##### Materials provided #####

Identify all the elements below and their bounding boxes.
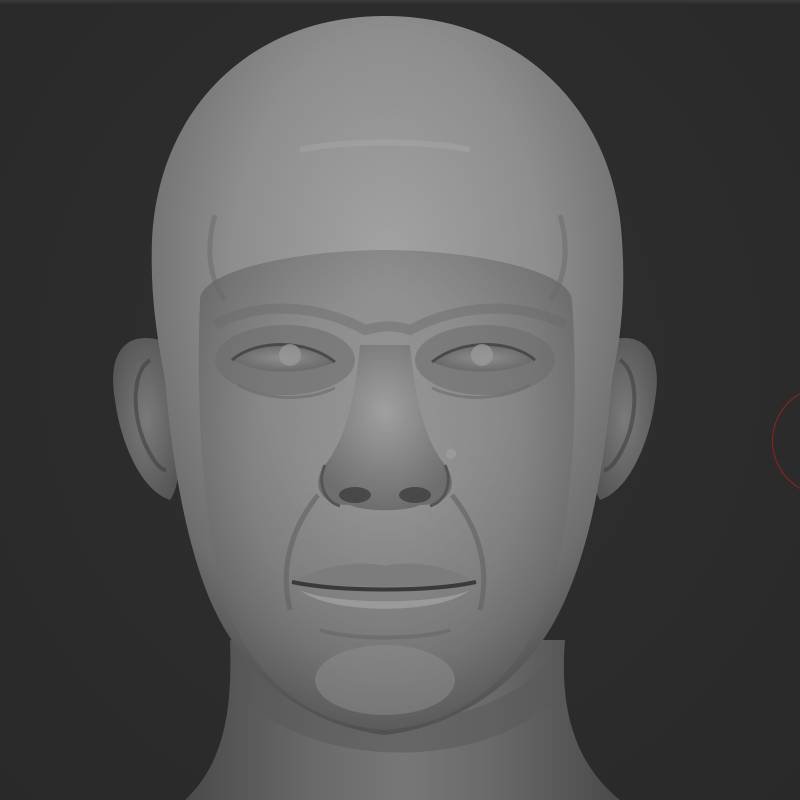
chin [315,645,455,715]
sculpt-viewport[interactable] [0,0,800,800]
mole [446,449,456,459]
sculpted-head-model[interactable] [0,0,800,800]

#####

Arrange every line of the items above as a Markdown table with the columns "No." and "Line", numbering the rows in order. Leave out blank lines and any pictures.

| No. | Line |
|---|---|
| 1 | Identify all the elements below and their bounding boxes. |
| 2 | chin [315,645,455,715] |
| 3 | sculpt-viewport[interactable] [0,0,800,800] |
| 4 | mole [446,449,456,459] |
| 5 | sculpted-head-model[interactable] [0,0,800,800] |